>> begin Dataset entries
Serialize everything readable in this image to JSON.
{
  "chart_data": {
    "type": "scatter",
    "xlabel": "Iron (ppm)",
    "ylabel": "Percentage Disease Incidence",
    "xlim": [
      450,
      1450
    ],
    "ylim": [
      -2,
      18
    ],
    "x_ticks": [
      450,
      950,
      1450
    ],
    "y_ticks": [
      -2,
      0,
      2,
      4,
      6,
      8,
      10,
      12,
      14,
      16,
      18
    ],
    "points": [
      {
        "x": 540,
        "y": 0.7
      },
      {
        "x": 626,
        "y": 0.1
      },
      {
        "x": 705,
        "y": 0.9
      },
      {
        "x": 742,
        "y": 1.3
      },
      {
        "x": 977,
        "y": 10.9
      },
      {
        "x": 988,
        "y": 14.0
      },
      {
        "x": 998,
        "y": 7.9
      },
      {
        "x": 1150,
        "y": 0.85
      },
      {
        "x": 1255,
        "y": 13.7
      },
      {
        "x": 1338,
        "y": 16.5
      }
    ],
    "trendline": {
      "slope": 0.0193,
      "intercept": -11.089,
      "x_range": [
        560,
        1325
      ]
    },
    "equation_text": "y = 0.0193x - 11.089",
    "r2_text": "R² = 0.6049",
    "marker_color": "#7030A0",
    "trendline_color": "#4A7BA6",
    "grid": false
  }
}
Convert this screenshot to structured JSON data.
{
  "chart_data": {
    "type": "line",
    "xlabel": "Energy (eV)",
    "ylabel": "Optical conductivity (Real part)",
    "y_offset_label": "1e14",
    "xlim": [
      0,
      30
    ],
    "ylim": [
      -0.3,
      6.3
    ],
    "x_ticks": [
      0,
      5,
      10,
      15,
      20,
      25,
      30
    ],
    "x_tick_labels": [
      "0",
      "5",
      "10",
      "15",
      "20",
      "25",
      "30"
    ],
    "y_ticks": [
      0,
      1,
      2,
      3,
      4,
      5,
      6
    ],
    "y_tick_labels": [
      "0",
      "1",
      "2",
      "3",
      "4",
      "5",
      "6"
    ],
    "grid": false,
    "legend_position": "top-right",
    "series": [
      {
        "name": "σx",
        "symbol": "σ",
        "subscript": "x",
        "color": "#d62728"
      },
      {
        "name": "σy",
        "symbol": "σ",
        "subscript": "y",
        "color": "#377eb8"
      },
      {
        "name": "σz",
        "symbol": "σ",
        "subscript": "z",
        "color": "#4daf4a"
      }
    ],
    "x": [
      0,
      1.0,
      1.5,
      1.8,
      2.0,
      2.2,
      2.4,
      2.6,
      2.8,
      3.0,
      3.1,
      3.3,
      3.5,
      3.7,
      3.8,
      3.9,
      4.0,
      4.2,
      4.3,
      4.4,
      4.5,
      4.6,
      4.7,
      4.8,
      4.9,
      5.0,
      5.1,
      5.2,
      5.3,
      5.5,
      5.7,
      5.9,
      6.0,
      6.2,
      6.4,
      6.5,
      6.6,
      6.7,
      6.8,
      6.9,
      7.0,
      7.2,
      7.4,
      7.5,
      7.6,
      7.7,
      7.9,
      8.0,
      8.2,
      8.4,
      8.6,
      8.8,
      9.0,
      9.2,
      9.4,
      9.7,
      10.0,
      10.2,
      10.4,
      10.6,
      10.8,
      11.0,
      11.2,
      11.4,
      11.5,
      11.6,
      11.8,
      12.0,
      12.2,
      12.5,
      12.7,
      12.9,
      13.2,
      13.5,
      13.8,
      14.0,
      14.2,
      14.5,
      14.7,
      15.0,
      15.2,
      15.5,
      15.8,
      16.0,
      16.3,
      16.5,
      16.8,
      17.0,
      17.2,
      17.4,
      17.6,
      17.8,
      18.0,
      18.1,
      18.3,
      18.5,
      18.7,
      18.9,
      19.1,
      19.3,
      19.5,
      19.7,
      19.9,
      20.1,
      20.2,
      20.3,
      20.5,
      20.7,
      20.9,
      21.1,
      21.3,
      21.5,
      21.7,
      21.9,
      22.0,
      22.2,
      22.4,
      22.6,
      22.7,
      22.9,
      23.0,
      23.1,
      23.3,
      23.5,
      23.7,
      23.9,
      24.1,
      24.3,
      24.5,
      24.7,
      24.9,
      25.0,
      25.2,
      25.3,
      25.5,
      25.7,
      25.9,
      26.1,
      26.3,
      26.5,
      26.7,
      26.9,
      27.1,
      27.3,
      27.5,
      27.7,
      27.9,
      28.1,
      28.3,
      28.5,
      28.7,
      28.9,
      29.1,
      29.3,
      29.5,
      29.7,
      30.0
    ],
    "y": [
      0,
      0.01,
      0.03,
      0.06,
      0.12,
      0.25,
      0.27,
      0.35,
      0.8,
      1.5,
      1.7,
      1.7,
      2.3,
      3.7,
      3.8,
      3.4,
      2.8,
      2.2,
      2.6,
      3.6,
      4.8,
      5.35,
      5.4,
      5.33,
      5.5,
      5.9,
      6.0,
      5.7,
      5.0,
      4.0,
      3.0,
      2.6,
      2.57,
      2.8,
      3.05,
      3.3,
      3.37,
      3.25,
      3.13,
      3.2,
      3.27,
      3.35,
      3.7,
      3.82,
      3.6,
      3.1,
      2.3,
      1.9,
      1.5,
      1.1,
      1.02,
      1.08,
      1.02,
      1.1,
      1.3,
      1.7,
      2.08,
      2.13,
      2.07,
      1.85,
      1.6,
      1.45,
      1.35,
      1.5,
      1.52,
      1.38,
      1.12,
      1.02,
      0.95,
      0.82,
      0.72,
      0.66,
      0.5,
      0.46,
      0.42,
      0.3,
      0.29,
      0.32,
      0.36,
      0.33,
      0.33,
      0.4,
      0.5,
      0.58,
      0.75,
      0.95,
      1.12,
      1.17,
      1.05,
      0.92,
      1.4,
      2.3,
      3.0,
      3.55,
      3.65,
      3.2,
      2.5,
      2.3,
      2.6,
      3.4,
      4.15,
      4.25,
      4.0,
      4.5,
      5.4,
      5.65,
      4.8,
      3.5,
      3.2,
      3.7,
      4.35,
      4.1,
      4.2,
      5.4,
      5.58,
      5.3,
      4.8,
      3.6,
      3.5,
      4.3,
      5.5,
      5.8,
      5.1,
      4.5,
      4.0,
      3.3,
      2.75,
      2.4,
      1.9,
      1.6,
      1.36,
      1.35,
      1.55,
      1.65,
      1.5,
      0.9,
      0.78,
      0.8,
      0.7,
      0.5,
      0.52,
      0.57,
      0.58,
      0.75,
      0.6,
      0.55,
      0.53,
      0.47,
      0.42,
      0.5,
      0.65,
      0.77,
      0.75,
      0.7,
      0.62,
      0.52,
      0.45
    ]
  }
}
>> end Dataset entries
- Work to complete: Transcribe the data. Leave every line exactly as it is.

- Completed exercise:
Serialize everything readable in this image to JSON.
{
  "chart_data": {
    "type": "scatter",
    "xlabel": "Iron (ppm)",
    "ylabel": "Percentage Disease Incidence",
    "xlim": [
      450,
      1450
    ],
    "ylim": [
      -2,
      18
    ],
    "x_ticks": [
      450,
      950,
      1450
    ],
    "y_ticks": [
      -2,
      0,
      2,
      4,
      6,
      8,
      10,
      12,
      14,
      16,
      18
    ],
    "points": [
      {
        "x": 540,
        "y": 0.7
      },
      {
        "x": 626,
        "y": 0.1
      },
      {
        "x": 705,
        "y": 0.9
      },
      {
        "x": 742,
        "y": 1.3
      },
      {
        "x": 977,
        "y": 10.9
      },
      {
        "x": 988,
        "y": 14.0
      },
      {
        "x": 998,
        "y": 7.9
      },
      {
        "x": 1150,
        "y": 0.85
      },
      {
        "x": 1255,
        "y": 13.7
      },
      {
        "x": 1338,
        "y": 16.5
      }
    ],
    "trendline": {
      "slope": 0.0193,
      "intercept": -11.089,
      "x_range": [
        560,
        1325
      ]
    },
    "equation_text": "y = 0.0193x - 11.089",
    "r2_text": "R² = 0.6049",
    "marker_color": "#7030A0",
    "trendline_color": "#4A7BA6",
    "grid": false
  }
}
Convert this screenshot to structured JSON data.
{
  "chart_data": {
    "type": "line",
    "xlabel": "Energy (eV)",
    "ylabel": "Optical conductivity (Real part)",
    "y_offset_label": "1e14",
    "xlim": [
      0,
      30
    ],
    "ylim": [
      -0.3,
      6.3
    ],
    "x_ticks": [
      0,
      5,
      10,
      15,
      20,
      25,
      30
    ],
    "x_tick_labels": [
      "0",
      "5",
      "10",
      "15",
      "20",
      "25",
      "30"
    ],
    "y_ticks": [
      0,
      1,
      2,
      3,
      4,
      5,
      6
    ],
    "y_tick_labels": [
      "0",
      "1",
      "2",
      "3",
      "4",
      "5",
      "6"
    ],
    "grid": false,
    "legend_position": "top-right",
    "series": [
      {
        "name": "σx",
        "symbol": "σ",
        "subscript": "x",
        "color": "#d62728"
      },
      {
        "name": "σy",
        "symbol": "σ",
        "subscript": "y",
        "color": "#377eb8"
      },
      {
        "name": "σz",
        "symbol": "σ",
        "subscript": "z",
        "color": "#4daf4a"
      }
    ],
    "x": [
      0,
      1.0,
      1.5,
      1.8,
      2.0,
      2.2,
      2.4,
      2.6,
      2.8,
      3.0,
      3.1,
      3.3,
      3.5,
      3.7,
      3.8,
      3.9,
      4.0,
      4.2,
      4.3,
      4.4,
      4.5,
      4.6,
      4.7,
      4.8,
      4.9,
      5.0,
      5.1,
      5.2,
      5.3,
      5.5,
      5.7,
      5.9,
      6.0,
      6.2,
      6.4,
      6.5,
      6.6,
      6.7,
      6.8,
      6.9,
      7.0,
      7.2,
      7.4,
      7.5,
      7.6,
      7.7,
      7.9,
      8.0,
      8.2,
      8.4,
      8.6,
      8.8,
      9.0,
      9.2,
      9.4,
      9.7,
      10.0,
      10.2,
      10.4,
      10.6,
      10.8,
      11.0,
      11.2,
      11.4,
      11.5,
      11.6,
      11.8,
      12.0,
      12.2,
      12.5,
      12.7,
      12.9,
      13.2,
      13.5,
      13.8,
      14.0,
      14.2,
      14.5,
      14.7,
      15.0,
      15.2,
      15.5,
      15.8,
      16.0,
      16.3,
      16.5,
      16.8,
      17.0,
      17.2,
      17.4,
      17.6,
      17.8,
      18.0,
      18.1,
      18.3,
      18.5,
      18.7,
      18.9,
      19.1,
      19.3,
      19.5,
      19.7,
      19.9,
      20.1,
      20.2,
      20.3,
      20.5,
      20.7,
      20.9,
      21.1,
      21.3,
      21.5,
      21.7,
      21.9,
      22.0,
      22.2,
      22.4,
      22.6,
      22.7,
      22.9,
      23.0,
      23.1,
      23.3,
      23.5,
      23.7,
      23.9,
      24.1,
      24.3,
      24.5,
      24.7,
      24.9,
      25.0,
      25.2,
      25.3,
      25.5,
      25.7,
      25.9,
      26.1,
      26.3,
      26.5,
      26.7,
      26.9,
      27.1,
      27.3,
      27.5,
      27.7,
      27.9,
      28.1,
      28.3,
      28.5,
      28.7,
      28.9,
      29.1,
      29.3,
      29.5,
      29.7,
      30.0
    ],
    "y": [
      0,
      0.01,
      0.03,
      0.06,
      0.12,
      0.25,
      0.27,
      0.35,
      0.8,
      1.5,
      1.7,
      1.7,
      2.3,
      3.7,
      3.8,
      3.4,
      2.8,
      2.2,
      2.6,
      3.6,
      4.8,
      5.35,
      5.4,
      5.33,
      5.5,
      5.9,
      6.0,
      5.7,
      5.0,
      4.0,
      3.0,
      2.6,
      2.57,
      2.8,
      3.05,
      3.3,
      3.37,
      3.25,
      3.13,
      3.2,
      3.27,
      3.35,
      3.7,
      3.82,
      3.6,
      3.1,
      2.3,
      1.9,
      1.5,
      1.1,
      1.02,
      1.08,
      1.02,
      1.1,
      1.3,
      1.7,
      2.08,
      2.13,
      2.07,
      1.85,
      1.6,
      1.45,
      1.35,
      1.5,
      1.52,
      1.38,
      1.12,
      1.02,
      0.95,
      0.82,
      0.72,
      0.66,
      0.5,
      0.46,
      0.42,
      0.3,
      0.29,
      0.32,
      0.36,
      0.33,
      0.33,
      0.4,
      0.5,
      0.58,
      0.75,
      0.95,
      1.12,
      1.17,
      1.05,
      0.92,
      1.4,
      2.3,
      3.0,
      3.55,
      3.65,
      3.2,
      2.5,
      2.3,
      2.6,
      3.4,
      4.15,
      4.25,
      4.0,
      4.5,
      5.4,
      5.65,
      4.8,
      3.5,
      3.2,
      3.7,
      4.35,
      4.1,
      4.2,
      5.4,
      5.58,
      5.3,
      4.8,
      3.6,
      3.5,
      4.3,
      5.5,
      5.8,
      5.1,
      4.5,
      4.0,
      3.3,
      2.75,
      2.4,
      1.9,
      1.6,
      1.36,
      1.35,
      1.55,
      1.65,
      1.5,
      0.9,
      0.78,
      0.8,
      0.7,
      0.5,
      0.52,
      0.57,
      0.58,
      0.75,
      0.6,
      0.55,
      0.53,
      0.47,
      0.42,
      0.5,
      0.65,
      0.77,
      0.75,
      0.7,
      0.62,
      0.52,
      0.45
    ]
  }
}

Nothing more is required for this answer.